▶ [WHAT YOU SHOULD DO]
Leave out the pictures and repeat the data exactly.

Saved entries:

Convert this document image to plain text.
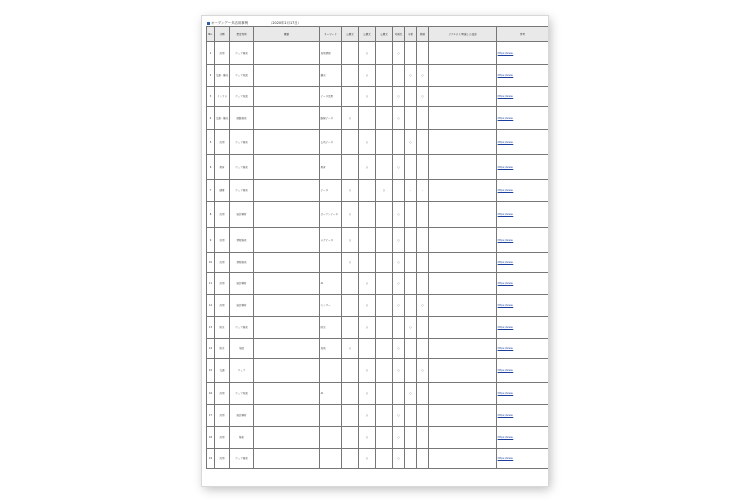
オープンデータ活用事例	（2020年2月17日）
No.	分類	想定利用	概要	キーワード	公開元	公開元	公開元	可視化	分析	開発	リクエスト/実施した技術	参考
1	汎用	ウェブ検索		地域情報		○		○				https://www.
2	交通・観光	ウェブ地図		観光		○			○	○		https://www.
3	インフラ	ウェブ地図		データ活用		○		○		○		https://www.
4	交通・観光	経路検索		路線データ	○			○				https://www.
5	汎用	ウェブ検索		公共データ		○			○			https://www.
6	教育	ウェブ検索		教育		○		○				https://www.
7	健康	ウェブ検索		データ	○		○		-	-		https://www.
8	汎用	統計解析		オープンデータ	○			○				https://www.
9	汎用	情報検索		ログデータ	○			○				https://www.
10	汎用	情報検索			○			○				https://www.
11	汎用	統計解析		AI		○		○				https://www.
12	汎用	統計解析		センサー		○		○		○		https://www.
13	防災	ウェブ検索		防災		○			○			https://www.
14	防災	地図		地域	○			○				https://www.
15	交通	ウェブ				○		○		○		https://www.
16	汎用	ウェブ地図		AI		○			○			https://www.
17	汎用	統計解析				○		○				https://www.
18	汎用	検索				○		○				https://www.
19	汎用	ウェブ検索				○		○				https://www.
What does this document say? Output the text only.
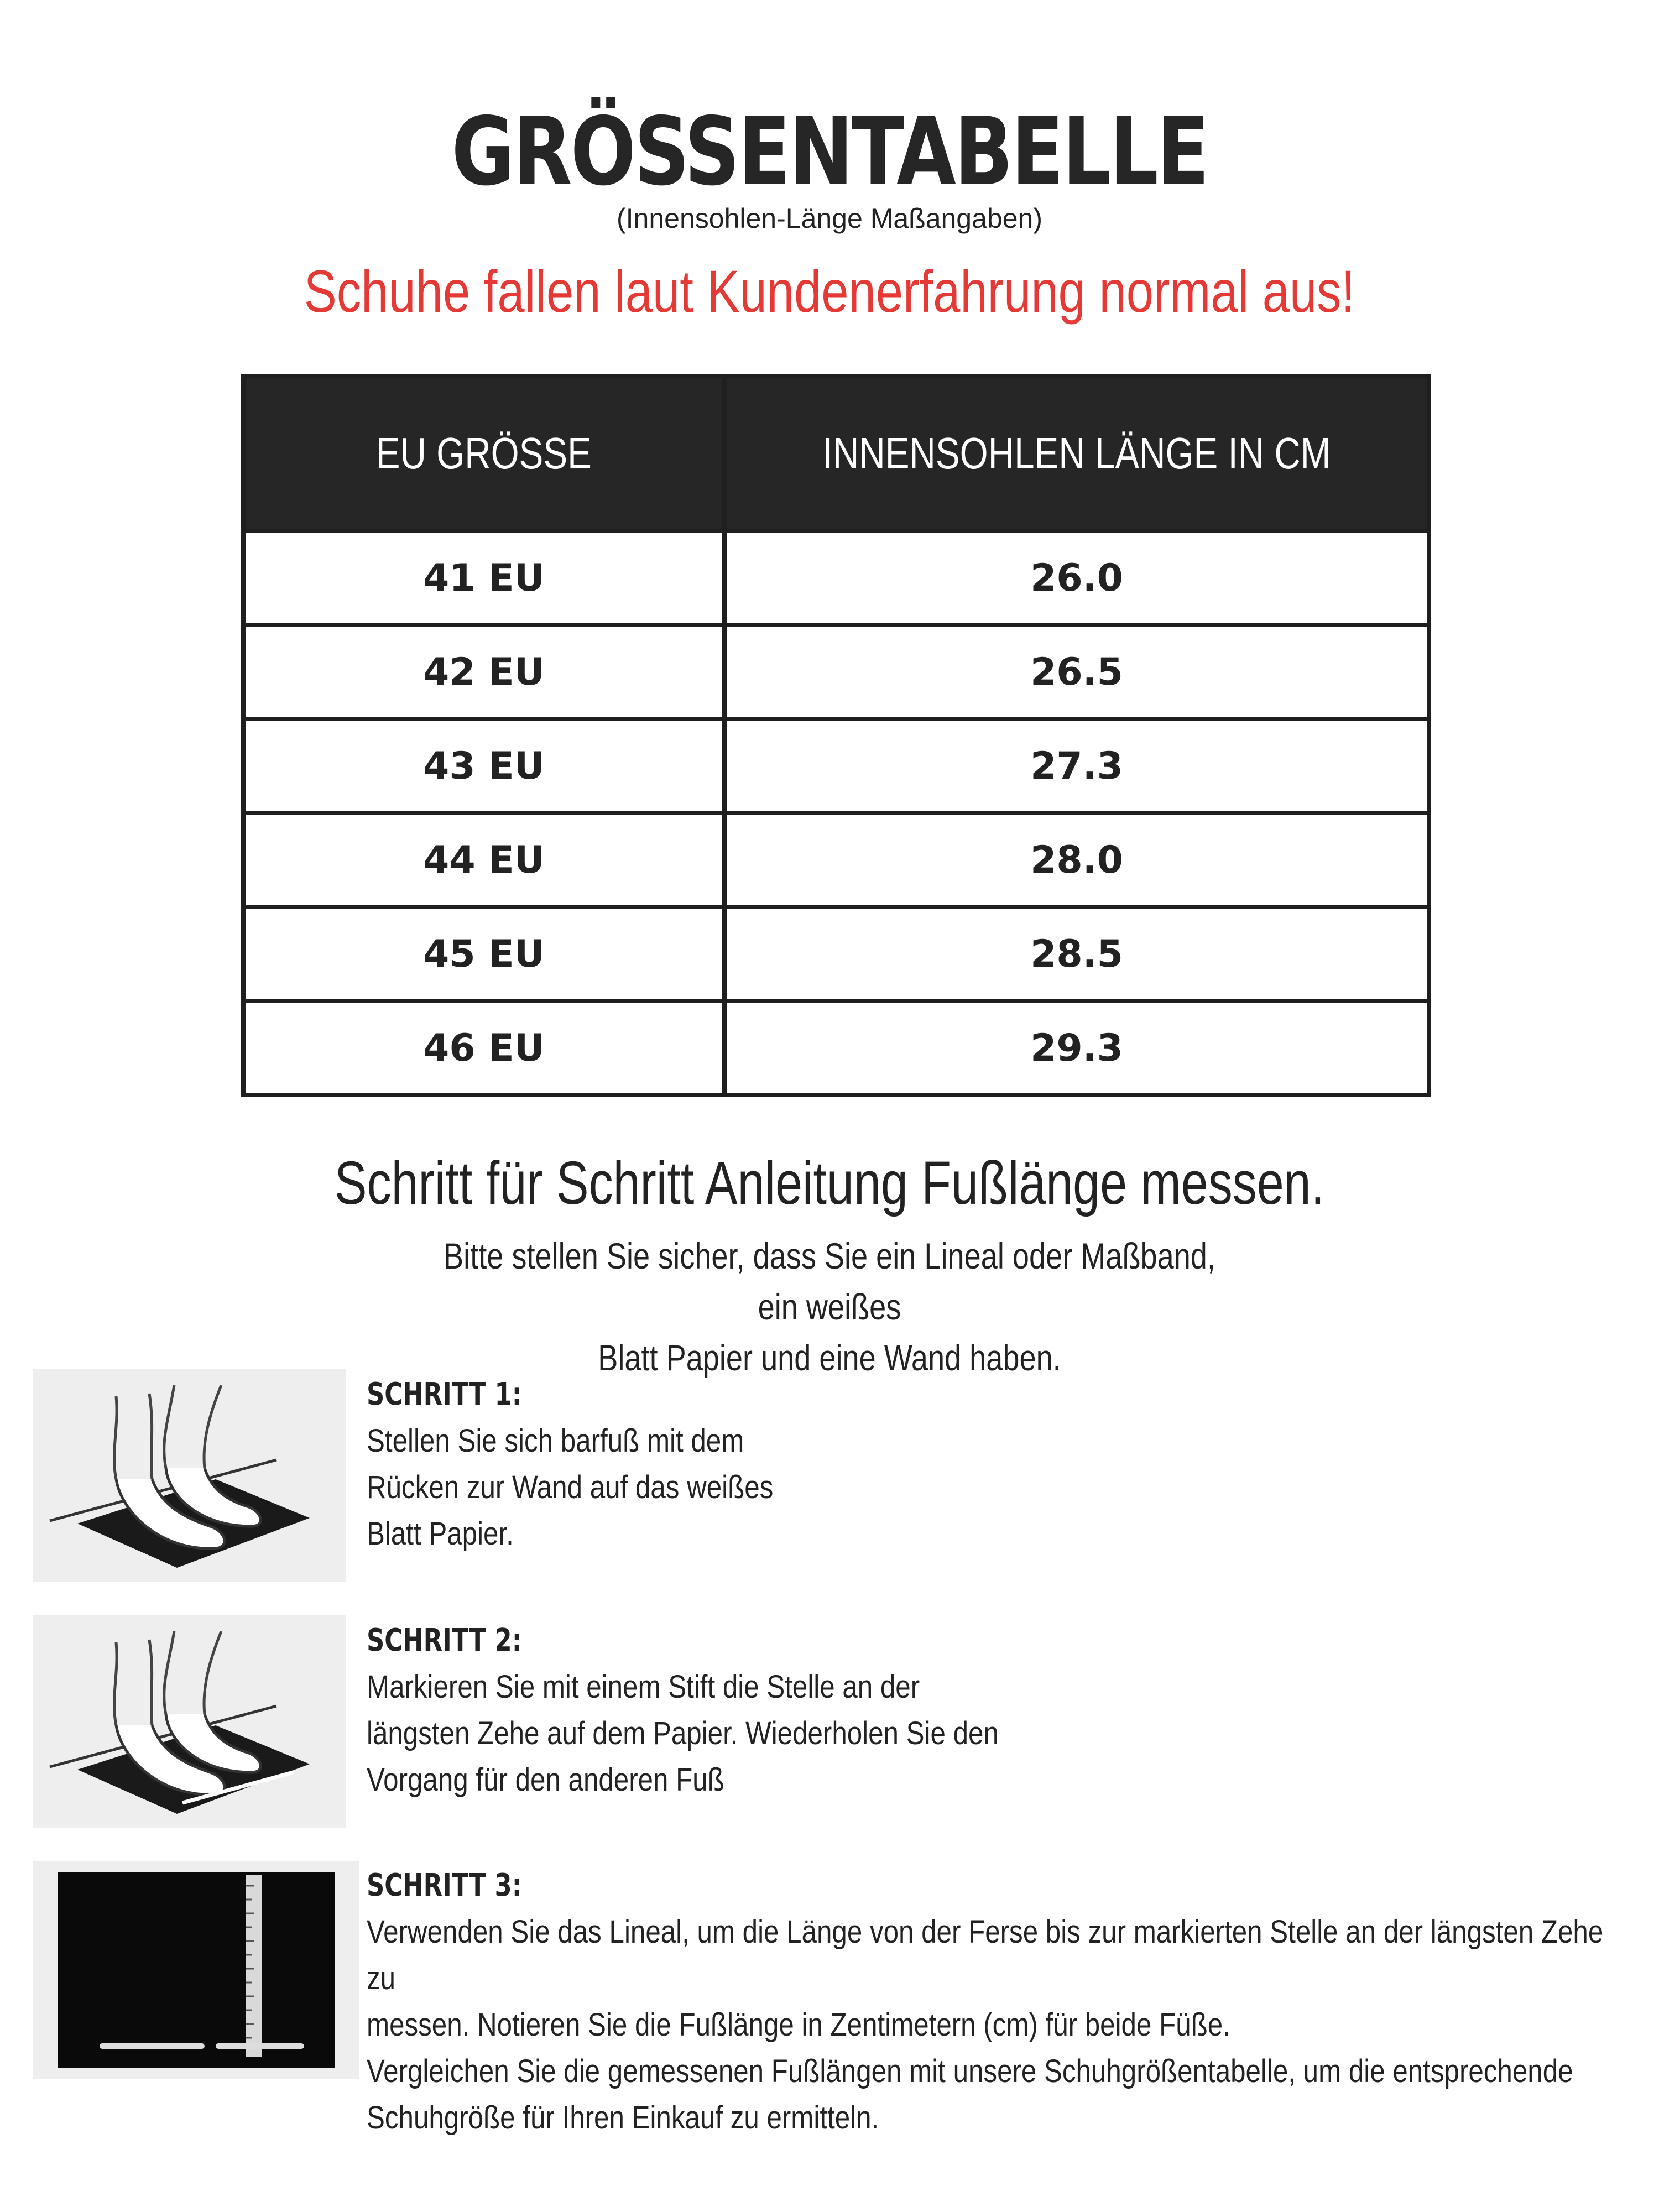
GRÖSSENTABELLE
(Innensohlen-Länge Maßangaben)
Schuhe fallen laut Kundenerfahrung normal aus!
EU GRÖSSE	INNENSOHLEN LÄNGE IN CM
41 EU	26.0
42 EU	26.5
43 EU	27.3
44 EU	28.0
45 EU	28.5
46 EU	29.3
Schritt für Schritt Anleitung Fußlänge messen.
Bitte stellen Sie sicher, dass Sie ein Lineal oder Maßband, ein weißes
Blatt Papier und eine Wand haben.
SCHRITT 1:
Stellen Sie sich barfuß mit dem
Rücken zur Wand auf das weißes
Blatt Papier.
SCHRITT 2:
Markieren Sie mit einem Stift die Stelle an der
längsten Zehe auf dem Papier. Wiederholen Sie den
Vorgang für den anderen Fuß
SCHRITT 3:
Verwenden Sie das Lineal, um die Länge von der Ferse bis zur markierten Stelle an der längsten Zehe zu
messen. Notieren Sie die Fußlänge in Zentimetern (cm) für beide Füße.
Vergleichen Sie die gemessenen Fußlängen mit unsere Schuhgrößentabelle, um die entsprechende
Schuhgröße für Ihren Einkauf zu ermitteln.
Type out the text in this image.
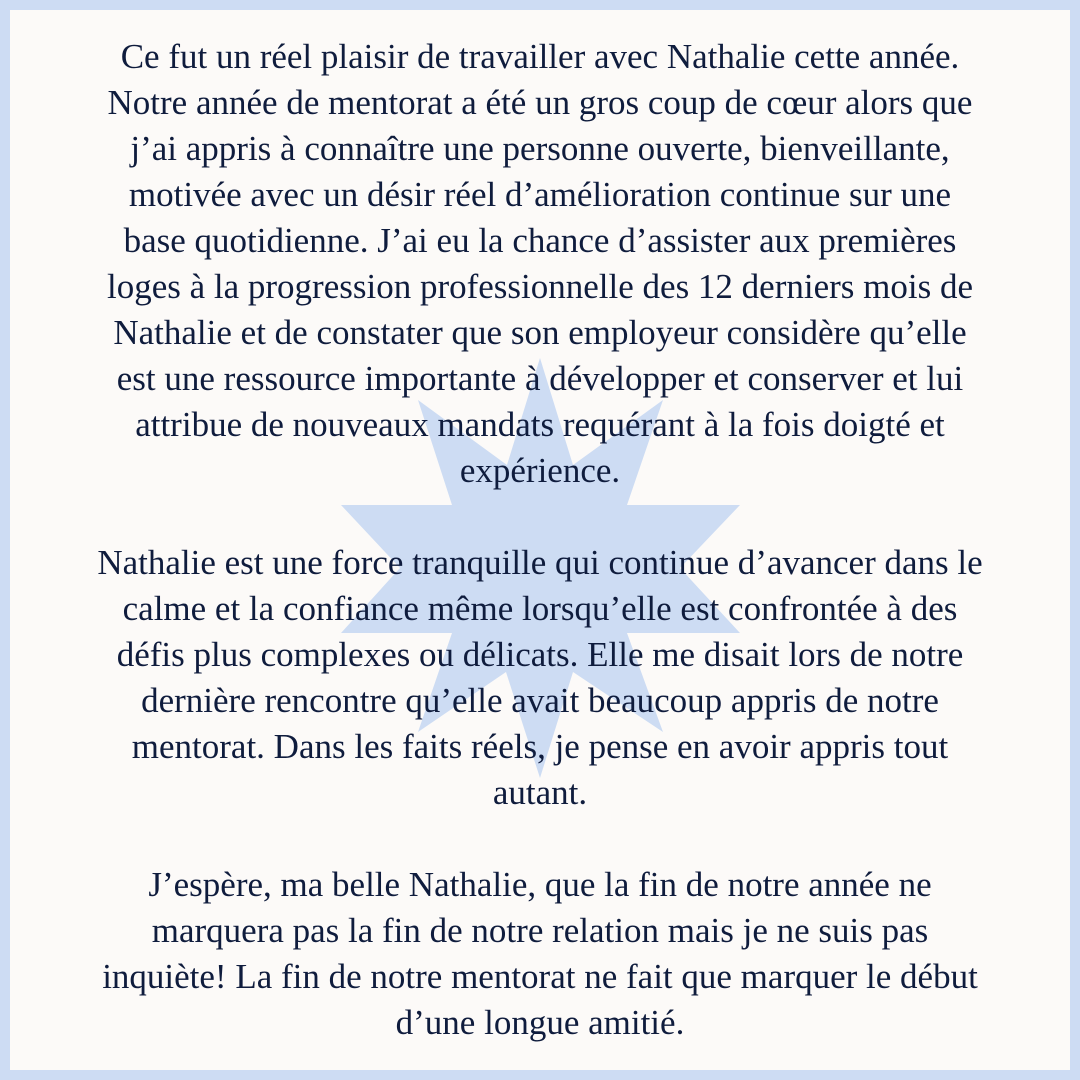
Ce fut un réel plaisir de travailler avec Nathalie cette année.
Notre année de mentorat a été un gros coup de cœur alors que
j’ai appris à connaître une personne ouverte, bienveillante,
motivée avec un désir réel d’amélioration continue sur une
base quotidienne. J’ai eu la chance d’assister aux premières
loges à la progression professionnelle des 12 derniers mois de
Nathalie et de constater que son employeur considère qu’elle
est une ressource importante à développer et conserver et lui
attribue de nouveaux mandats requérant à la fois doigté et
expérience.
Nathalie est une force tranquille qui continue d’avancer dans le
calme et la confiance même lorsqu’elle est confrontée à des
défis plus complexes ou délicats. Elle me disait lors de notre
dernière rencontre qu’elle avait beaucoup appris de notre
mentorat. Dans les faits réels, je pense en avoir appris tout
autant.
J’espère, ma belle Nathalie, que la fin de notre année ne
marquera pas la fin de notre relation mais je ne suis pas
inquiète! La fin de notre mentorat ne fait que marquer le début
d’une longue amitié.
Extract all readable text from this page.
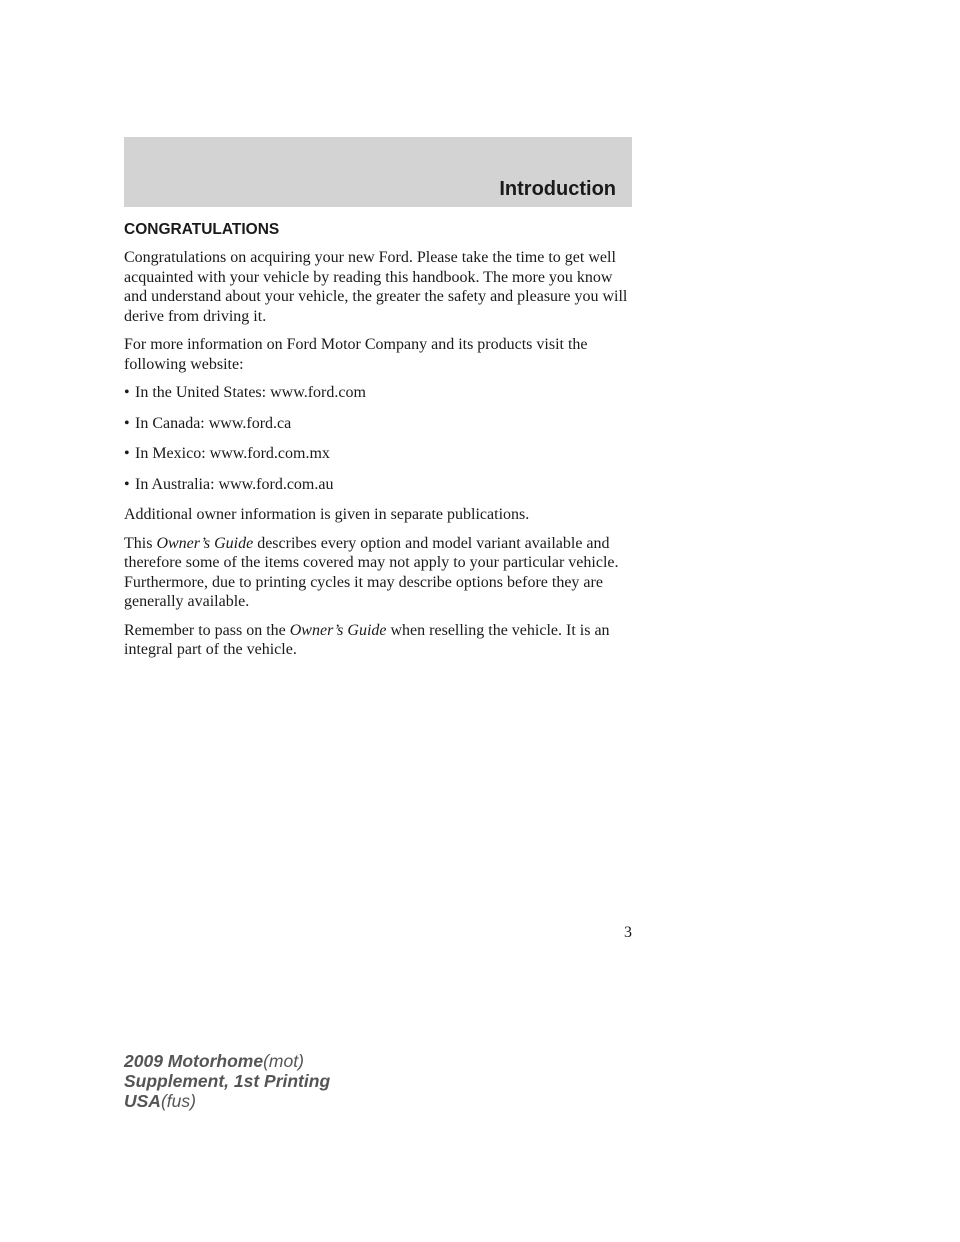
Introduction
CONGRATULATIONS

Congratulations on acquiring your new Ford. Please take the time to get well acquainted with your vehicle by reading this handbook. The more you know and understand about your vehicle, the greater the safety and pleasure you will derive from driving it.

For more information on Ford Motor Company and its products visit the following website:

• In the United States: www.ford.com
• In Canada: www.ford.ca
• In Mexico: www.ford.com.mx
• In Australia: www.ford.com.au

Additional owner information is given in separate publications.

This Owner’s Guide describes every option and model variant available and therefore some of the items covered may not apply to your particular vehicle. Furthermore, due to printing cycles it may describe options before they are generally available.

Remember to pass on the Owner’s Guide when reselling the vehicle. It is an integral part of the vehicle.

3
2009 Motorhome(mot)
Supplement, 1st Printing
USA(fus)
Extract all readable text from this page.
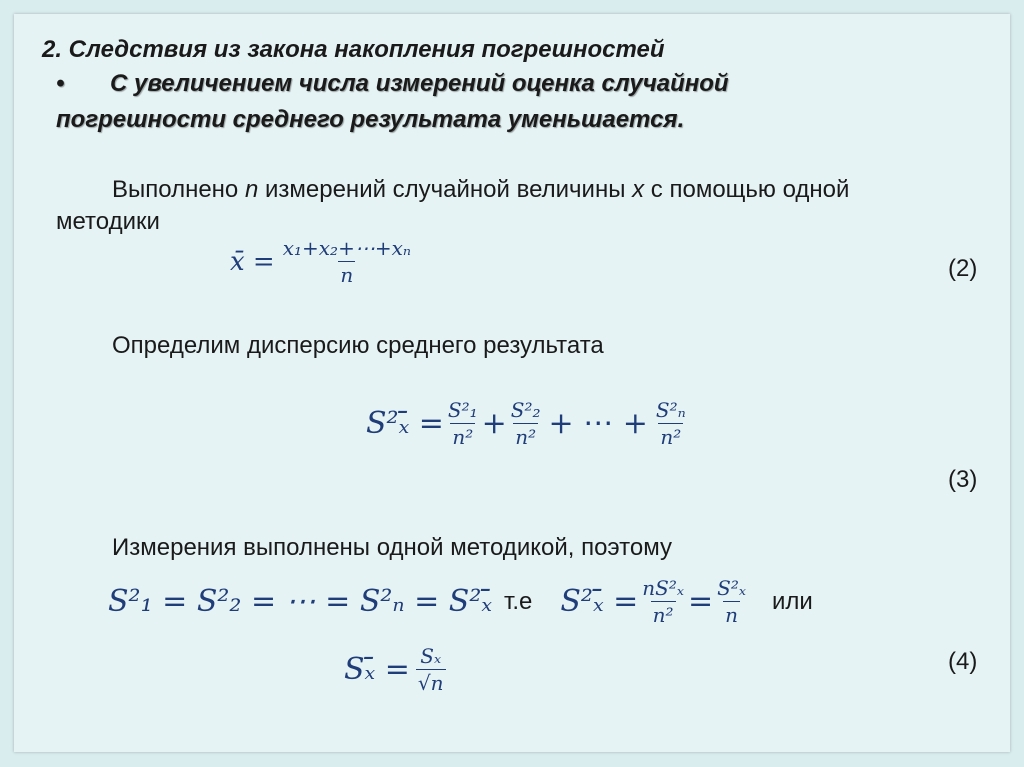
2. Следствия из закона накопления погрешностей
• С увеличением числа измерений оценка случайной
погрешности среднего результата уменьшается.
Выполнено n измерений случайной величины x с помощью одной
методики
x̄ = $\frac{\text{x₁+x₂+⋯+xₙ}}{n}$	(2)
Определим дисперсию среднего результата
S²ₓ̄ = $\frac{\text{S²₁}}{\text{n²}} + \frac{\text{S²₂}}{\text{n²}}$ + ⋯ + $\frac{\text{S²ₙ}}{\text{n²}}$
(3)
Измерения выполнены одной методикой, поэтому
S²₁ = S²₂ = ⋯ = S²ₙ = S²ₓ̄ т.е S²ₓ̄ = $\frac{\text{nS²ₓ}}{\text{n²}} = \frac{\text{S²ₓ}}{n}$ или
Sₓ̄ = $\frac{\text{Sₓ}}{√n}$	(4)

▶ [REPLY TO THE TASK]
Convert this document image to plain text.
オープンデータ活用事例	（2020年2月17日）
No.	分類	想定利用	概要	キーワード	公開元	公開元	公開元	可視化	分析	開発	リクエスト/実施した技術	参考
1	汎用	ウェブ検索		地域情報		○		○				https://www.
2	交通・観光	ウェブ地図		観光		○			○	○		https://www.
3	インフラ	ウェブ地図		データ活用		○		○		○		https://www.
4	交通・観光	経路検索		路線データ	○			○				https://www.
5	汎用	ウェブ検索		公共データ		○			○			https://www.
6	教育	ウェブ検索		教育		○		○				https://www.
7	健康	ウェブ検索		データ	○		○		-	-		https://www.
8	汎用	統計解析		オープンデータ	○			○				https://www.
9	汎用	情報検索		ログデータ	○			○				https://www.
10	汎用	情報検索			○			○				https://www.
11	汎用	統計解析		AI		○		○				https://www.
12	汎用	統計解析		センサー		○		○		○		https://www.
13	防災	ウェブ検索		防災		○			○			https://www.
14	防災	地図		地域	○			○				https://www.
15	交通	ウェブ				○		○		○		https://www.
16	汎用	ウェブ地図		AI		○			○			https://www.
17	汎用	統計解析				○		○				https://www.
18	汎用	検索				○		○				https://www.
19	汎用	ウェブ検索				○		○				https://www.
What does this document say? Output the text only.
GRÖSSENTABELLE
(Innensohlen-Länge Maßangaben)
Schuhe fallen laut Kundenerfahrung normal aus!
EU GRÖSSE	INNENSOHLEN LÄNGE IN CM
41 EU	26.0
42 EU	26.5
43 EU	27.3
44 EU	28.0
45 EU	28.5
46 EU	29.3
Schritt für Schritt Anleitung Fußlänge messen.
Bitte stellen Sie sicher, dass Sie ein Lineal oder Maßband, ein weißes
Blatt Papier und eine Wand haben.
SCHRITT 1:
Stellen Sie sich barfuß mit dem
Rücken zur Wand auf das weißes
Blatt Papier.
SCHRITT 2:
Markieren Sie mit einem Stift die Stelle an der
längsten Zehe auf dem Papier. Wiederholen Sie den
Vorgang für den anderen Fuß
SCHRITT 3:
Verwenden Sie das Lineal, um die Länge von der Ferse bis zur markierten Stelle an der längsten Zehe zu
messen. Notieren Sie die Fußlänge in Zentimetern (cm) für beide Füße.
Vergleichen Sie die gemessenen Fußlängen mit unsere Schuhgrößentabelle, um die entsprechende
Schuhgröße für Ihren Einkauf zu ermitteln.
Type out the text in this image.
Ce fut un réel plaisir de travailler avec Nathalie cette année.
Notre année de mentorat a été un gros coup de cœur alors que
j’ai appris à connaître une personne ouverte, bienveillante,
motivée avec un désir réel d’amélioration continue sur une
base quotidienne. J’ai eu la chance d’assister aux premières
loges à la progression professionnelle des 12 derniers mois de
Nathalie et de constater que son employeur considère qu’elle
est une ressource importante à développer et conserver et lui
attribue de nouveaux mandats requérant à la fois doigté et
expérience.
Nathalie est une force tranquille qui continue d’avancer dans le
calme et la confiance même lorsqu’elle est confrontée à des
défis plus complexes ou délicats. Elle me disait lors de notre
dernière rencontre qu’elle avait beaucoup appris de notre
mentorat. Dans les faits réels, je pense en avoir appris tout
autant.
J’espère, ma belle Nathalie, que la fin de notre année ne
marquera pas la fin de notre relation mais je ne suis pas
inquiète! La fin de notre mentorat ne fait que marquer le début
d’une longue amitié.
Extract all readable text from this page.
Introduction
CONGRATULATIONS

Congratulations on acquiring your new Ford. Please take the time to get well acquainted with your vehicle by reading this handbook. The more you know and understand about your vehicle, the greater the safety and pleasure you will derive from driving it.

For more information on Ford Motor Company and its products visit the following website:

• In the United States: www.ford.com
• In Canada: www.ford.ca
• In Mexico: www.ford.com.mx
• In Australia: www.ford.com.au

Additional owner information is given in separate publications.

This Owner’s Guide describes every option and model variant available and therefore some of the items covered may not apply to your particular vehicle. Furthermore, due to printing cycles it may describe options before they are generally available.

Remember to pass on the Owner’s Guide when reselling the vehicle. It is an integral part of the vehicle.

3
2009 Motorhome(mot)
Supplement, 1st Printing
USA(fus)
Extract all readable text from this page.
2. Следствия из закона накопления погрешностей
• С увеличением числа измерений оценка случайной
погрешности среднего результата уменьшается.
Выполнено n измерений случайной величины x с помощью одной
методики
x̄ = $\frac{\text{x₁+x₂+⋯+xₙ}}{n}$	(2)
Определим дисперсию среднего результата
S²ₓ̄ = $\frac{\text{S²₁}}{\text{n²}} + \frac{\text{S²₂}}{\text{n²}}$ + ⋯ + $\frac{\text{S²ₙ}}{\text{n²}}$
(3)
Измерения выполнены одной методикой, поэтому
S²₁ = S²₂ = ⋯ = S²ₙ = S²ₓ̄ т.е S²ₓ̄ = $\frac{\text{nS²ₓ}}{\text{n²}} = \frac{\text{S²ₓ}}{n}$ или
Sₓ̄ = $\frac{\text{Sₓ}}{√n}$	(4)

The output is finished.